[REQUIRED TASK A]:
Extract the full long-term incentive agreement text word for word.

[READING TEXT]:
Long-Term Incentive Agreement dated as of December 18, 2019, between Valero Energy Corporation and R. Lane Riggs

EX-10.17 4 vloexh1017-12312019.htm EXHIBIT 10.17 Exhibit

Exhibit 10.17


This Long-Term Incentive Agreement (the “Agreement”) is entered into as of December  18, 2019 (the “Effective Date”) by and between Valero Energy Corporation, a Delaware corporation (“Valero”), and R. LANE RIGGS, Executive Vice President and Chief Operating Officer (the “Officer”).

Whereas, the Compensation Committee of the Board of Directors of Valero has approved a long-term incentive compensation arrangement between Valero and the Officer.

Now, therefore, the parties hereto wish to memorialize the terms and conditions of the compensation arrangement by the execution and delivery of this Agreement, and the parties hereby agree as follows.

Certain Defined Terms. Capitalized terms used herein but not otherwise defined herein shall have the meanings given to them in the Valero Energy Corporation 2011 Omnibus Stock Incentive Plan (the “Plan”).

Long-Term Incentive Awards. For so long as the Officer remains an employee of Valero (or one of its Affiliates) continuously from the Effective Date through each of the grant dates listed in the table below (each, a “Grant Date”), Valero agrees to grant to the Officer, on each Grant Date, shares of Restricted Stock (“Restricted Shares”) having the respective aggregate Fair Market Value listed in the table below. The Restricted Shares shall vest (become nonforfeitable) in increments, subject to Section 4 below, on the vesting dates (each, a “Vesting Date”) scheduled below.

[REQUIRED TASK B]:
Switch "PREMIUM" to "DELUXE" in the stretch of the records from their start through the line containing "ribbon-subtext: the first 3 months bbox=[420, 372, 480, 381]", and give only those lines with everything else unchanged.

[EXTRACTED MATERIAL]:
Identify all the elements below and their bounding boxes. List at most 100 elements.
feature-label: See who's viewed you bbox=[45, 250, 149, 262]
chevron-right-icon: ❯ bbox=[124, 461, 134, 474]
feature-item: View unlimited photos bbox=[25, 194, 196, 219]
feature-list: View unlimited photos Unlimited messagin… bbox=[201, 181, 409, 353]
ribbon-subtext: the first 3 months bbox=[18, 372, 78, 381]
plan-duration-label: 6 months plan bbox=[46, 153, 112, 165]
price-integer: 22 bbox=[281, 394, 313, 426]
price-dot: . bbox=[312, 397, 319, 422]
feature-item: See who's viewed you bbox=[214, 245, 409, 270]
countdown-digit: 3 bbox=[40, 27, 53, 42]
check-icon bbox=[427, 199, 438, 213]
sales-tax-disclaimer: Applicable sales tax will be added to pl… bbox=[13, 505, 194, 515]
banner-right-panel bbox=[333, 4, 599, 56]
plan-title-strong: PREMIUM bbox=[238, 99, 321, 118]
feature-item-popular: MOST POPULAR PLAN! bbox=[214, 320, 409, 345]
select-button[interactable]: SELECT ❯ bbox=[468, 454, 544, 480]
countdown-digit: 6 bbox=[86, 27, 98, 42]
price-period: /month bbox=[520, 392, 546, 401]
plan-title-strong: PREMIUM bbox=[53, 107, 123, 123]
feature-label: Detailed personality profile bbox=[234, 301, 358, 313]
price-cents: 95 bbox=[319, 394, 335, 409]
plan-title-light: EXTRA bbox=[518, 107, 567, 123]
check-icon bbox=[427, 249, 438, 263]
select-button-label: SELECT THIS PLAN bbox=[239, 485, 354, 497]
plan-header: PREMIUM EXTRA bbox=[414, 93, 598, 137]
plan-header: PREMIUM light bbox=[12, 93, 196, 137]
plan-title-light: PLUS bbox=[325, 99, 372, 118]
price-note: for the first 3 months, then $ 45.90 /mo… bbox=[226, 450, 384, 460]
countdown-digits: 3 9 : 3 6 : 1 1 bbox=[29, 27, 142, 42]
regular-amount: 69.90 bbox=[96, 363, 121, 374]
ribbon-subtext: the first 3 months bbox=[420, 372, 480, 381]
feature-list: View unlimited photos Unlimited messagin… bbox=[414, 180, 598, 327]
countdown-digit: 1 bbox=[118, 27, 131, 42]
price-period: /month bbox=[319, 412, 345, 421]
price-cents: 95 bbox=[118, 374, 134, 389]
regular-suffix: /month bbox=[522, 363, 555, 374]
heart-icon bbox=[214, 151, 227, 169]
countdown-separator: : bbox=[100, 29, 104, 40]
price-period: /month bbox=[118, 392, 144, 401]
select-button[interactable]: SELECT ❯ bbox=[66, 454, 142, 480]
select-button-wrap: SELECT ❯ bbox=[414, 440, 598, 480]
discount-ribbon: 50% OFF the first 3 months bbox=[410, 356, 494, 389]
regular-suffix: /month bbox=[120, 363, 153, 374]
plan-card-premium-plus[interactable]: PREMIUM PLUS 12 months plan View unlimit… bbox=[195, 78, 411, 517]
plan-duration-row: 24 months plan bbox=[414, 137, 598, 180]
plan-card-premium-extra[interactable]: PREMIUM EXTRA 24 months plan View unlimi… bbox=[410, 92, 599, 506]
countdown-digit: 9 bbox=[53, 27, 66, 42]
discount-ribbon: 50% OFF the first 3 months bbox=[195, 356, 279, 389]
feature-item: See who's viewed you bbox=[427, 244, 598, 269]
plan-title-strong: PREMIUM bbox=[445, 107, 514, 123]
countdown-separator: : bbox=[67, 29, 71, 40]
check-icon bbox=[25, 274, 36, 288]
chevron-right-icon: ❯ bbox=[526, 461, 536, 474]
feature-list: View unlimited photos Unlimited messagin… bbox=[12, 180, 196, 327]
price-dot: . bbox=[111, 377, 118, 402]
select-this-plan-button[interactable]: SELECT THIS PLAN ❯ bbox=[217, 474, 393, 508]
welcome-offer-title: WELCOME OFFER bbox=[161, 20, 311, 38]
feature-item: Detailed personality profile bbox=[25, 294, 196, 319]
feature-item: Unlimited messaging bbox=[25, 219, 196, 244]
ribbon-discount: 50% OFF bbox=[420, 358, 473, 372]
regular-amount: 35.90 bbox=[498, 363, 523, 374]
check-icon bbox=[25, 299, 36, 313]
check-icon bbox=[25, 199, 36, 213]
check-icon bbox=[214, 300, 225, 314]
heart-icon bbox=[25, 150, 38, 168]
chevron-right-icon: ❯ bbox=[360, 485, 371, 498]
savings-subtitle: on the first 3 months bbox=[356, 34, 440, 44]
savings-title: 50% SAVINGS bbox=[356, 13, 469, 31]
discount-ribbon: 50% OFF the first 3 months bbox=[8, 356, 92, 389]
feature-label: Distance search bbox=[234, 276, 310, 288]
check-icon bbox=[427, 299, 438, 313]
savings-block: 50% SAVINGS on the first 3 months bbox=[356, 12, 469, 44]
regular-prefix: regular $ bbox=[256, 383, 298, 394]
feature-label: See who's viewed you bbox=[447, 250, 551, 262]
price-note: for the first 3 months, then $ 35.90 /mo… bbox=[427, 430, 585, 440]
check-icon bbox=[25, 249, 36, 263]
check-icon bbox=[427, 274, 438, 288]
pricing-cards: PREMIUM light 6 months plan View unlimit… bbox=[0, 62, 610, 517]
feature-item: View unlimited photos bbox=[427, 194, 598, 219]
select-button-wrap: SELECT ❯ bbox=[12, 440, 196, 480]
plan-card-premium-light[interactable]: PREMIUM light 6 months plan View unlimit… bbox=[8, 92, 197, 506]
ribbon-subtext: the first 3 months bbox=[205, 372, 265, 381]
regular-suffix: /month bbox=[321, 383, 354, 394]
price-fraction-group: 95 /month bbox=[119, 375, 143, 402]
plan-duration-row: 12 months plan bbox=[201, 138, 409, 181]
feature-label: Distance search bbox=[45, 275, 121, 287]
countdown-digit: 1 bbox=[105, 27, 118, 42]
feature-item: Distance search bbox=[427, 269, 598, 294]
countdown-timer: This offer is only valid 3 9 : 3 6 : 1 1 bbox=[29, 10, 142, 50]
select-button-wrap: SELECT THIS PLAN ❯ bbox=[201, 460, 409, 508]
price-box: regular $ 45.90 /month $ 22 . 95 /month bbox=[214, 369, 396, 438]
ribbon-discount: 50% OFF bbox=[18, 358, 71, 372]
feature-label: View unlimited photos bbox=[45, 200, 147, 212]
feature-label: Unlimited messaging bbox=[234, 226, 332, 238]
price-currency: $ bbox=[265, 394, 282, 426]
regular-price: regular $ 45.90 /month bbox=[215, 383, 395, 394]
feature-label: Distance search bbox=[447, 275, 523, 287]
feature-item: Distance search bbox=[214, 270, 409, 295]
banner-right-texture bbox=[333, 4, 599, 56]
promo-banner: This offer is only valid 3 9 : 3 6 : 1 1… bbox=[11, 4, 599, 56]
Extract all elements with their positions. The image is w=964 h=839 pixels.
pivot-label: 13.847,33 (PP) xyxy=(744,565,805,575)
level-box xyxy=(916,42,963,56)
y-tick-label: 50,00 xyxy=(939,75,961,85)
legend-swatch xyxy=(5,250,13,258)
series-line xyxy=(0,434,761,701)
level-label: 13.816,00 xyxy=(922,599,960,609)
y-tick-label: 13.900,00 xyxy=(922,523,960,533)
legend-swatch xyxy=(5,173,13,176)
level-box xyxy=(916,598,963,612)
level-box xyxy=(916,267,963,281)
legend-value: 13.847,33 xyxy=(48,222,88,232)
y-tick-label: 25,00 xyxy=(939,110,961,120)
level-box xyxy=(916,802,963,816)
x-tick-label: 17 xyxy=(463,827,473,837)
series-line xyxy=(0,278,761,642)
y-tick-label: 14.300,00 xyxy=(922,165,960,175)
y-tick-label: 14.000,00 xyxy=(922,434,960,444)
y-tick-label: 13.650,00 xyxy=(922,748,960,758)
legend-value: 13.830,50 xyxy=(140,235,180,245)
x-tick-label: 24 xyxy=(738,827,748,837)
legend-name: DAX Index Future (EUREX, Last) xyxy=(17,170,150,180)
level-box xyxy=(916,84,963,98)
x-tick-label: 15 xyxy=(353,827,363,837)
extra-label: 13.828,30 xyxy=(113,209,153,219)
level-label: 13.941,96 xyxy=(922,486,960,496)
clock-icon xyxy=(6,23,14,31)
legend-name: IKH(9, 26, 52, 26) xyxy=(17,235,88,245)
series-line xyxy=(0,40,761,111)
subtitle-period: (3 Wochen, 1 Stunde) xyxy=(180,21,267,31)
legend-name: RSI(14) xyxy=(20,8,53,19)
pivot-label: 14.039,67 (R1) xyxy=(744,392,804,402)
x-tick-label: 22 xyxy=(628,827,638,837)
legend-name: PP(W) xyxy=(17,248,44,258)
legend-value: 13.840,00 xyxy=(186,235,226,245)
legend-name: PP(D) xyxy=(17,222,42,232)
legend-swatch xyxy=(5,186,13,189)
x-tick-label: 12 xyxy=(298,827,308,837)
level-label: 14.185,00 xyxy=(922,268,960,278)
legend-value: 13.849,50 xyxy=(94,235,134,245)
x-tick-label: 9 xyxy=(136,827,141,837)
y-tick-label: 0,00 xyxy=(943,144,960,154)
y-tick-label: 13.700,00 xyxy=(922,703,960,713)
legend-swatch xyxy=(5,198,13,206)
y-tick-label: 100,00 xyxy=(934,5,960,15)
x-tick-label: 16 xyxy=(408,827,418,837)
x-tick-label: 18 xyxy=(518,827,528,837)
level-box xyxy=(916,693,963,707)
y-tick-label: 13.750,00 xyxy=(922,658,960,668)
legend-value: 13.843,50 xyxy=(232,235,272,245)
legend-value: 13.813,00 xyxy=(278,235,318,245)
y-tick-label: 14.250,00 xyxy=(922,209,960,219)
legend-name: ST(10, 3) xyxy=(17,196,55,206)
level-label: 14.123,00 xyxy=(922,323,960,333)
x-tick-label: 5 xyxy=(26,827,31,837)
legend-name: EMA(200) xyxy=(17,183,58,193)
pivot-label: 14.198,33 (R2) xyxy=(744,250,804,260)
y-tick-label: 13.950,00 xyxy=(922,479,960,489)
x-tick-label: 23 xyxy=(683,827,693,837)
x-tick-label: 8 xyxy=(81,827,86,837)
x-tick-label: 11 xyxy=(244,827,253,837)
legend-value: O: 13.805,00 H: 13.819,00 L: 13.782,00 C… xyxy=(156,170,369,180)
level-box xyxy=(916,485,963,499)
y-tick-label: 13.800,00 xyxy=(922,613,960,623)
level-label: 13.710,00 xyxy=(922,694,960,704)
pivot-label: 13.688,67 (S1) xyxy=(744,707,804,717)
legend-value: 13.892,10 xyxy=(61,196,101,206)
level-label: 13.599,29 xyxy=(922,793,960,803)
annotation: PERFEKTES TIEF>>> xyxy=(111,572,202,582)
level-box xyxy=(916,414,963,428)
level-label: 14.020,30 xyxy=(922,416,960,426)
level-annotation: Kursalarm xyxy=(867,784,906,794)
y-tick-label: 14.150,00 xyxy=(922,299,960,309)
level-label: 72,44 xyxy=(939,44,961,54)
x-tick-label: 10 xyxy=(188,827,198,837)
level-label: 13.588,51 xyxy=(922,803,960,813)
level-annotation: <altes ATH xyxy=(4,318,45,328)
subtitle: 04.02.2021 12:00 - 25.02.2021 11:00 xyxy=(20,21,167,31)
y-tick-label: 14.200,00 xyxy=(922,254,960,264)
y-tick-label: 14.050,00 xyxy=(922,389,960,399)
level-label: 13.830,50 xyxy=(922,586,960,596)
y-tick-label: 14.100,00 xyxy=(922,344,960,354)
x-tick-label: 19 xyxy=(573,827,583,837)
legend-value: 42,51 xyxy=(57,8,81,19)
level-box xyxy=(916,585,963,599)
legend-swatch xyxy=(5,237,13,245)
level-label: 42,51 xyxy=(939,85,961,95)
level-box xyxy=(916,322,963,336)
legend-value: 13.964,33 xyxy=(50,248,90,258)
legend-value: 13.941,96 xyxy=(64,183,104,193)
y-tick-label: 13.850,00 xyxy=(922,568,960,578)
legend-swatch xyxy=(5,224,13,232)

[FINAL ANSWER A]:
Long-Term Incentive Agreement dated as of December 18, 2019, between Valero Energy Corporation and R. Lane Riggs

EX-10.17 4 vloexh1017-12312019.htm EXHIBIT 10.17 Exhibit

Exhibit 10.17


This Long-Term Incentive Agreement (the “Agreement”) is entered into as of December  18, 2019 (the “Effective Date”) by and between Valero Energy Corporation, a Delaware corporation (“Valero”), and R. LANE RIGGS, Executive Vice President and Chief Operating Officer (the “Officer”).

Whereas, the Compensation Committee of the Board of Directors of Valero has approved a long-term incentive compensation arrangement between Valero and the Officer.

Now, therefore, the parties hereto wish to memorialize the terms and conditions of the compensation arrangement by the execution and delivery of this Agreement, and the parties hereby agree as follows.

Certain Defined Terms. Capitalized terms used herein but not otherwise defined herein shall have the meanings given to them in the Valero Energy Corporation 2011 Omnibus Stock Incentive Plan (the “Plan”).

Long-Term Incentive Awards. For so long as the Officer remains an employee of Valero (or one of its Affiliates) continuously from the Effective Date through each of the grant dates listed in the table below (each, a “Grant Date”), Valero agrees to grant to the Officer, on each Grant Date, shares of Restricted Stock (“Restricted Shares”) having the respective aggregate Fair Market Value listed in the table below. The Restricted Shares shall vest (become nonforfeitable) in increments, subject to Section 4 below, on the vesting dates (each, a “Vesting Date”) scheduled below.

[FINAL ANSWER B]:
Identify all the elements below and their bounding boxes. List at most 100 elements.
feature-label: See who's viewed you bbox=[45, 250, 149, 262]
chevron-right-icon: ❯ bbox=[124, 461, 134, 474]
feature-item: View unlimited photos bbox=[25, 194, 196, 219]
feature-list: View unlimited photos Unlimited messagin… bbox=[201, 181, 409, 353]
ribbon-subtext: the first 3 months bbox=[18, 372, 78, 381]
plan-duration-label: 6 months plan bbox=[46, 153, 112, 165]
price-integer: 22 bbox=[281, 394, 313, 426]
price-dot: . bbox=[312, 397, 319, 422]
feature-item: See who's viewed you bbox=[214, 245, 409, 270]
countdown-digit: 3 bbox=[40, 27, 53, 42]
check-icon bbox=[427, 199, 438, 213]
sales-tax-disclaimer: Applicable sales tax will be added to pl… bbox=[13, 505, 194, 515]
banner-right-panel bbox=[333, 4, 599, 56]
plan-title-strong: DELUXE bbox=[238, 99, 321, 118]
feature-item-popular: MOST POPULAR PLAN! bbox=[214, 320, 409, 345]
select-button[interactable]: SELECT ❯ bbox=[468, 454, 544, 480]
countdown-digit: 6 bbox=[86, 27, 98, 42]
price-period: /month bbox=[520, 392, 546, 401]
plan-title-strong: DELUXE bbox=[53, 107, 123, 123]
feature-label: Detailed personality profile bbox=[234, 301, 358, 313]
price-cents: 95 bbox=[319, 394, 335, 409]
plan-title-light: EXTRA bbox=[518, 107, 567, 123]
check-icon bbox=[427, 249, 438, 263]
select-button-label: SELECT THIS PLAN bbox=[239, 485, 354, 497]
plan-header: DELUXE EXTRA bbox=[414, 93, 598, 137]
plan-header: DELUXE light bbox=[12, 93, 196, 137]
plan-title-light: PLUS bbox=[325, 99, 372, 118]
price-note: for the first 3 months, then $ 45.90 /mo… bbox=[226, 450, 384, 460]
countdown-digits: 3 9 : 3 6 : 1 1 bbox=[29, 27, 142, 42]
regular-amount: 69.90 bbox=[96, 363, 121, 374]
ribbon-subtext: the first 3 months bbox=[420, 372, 480, 381]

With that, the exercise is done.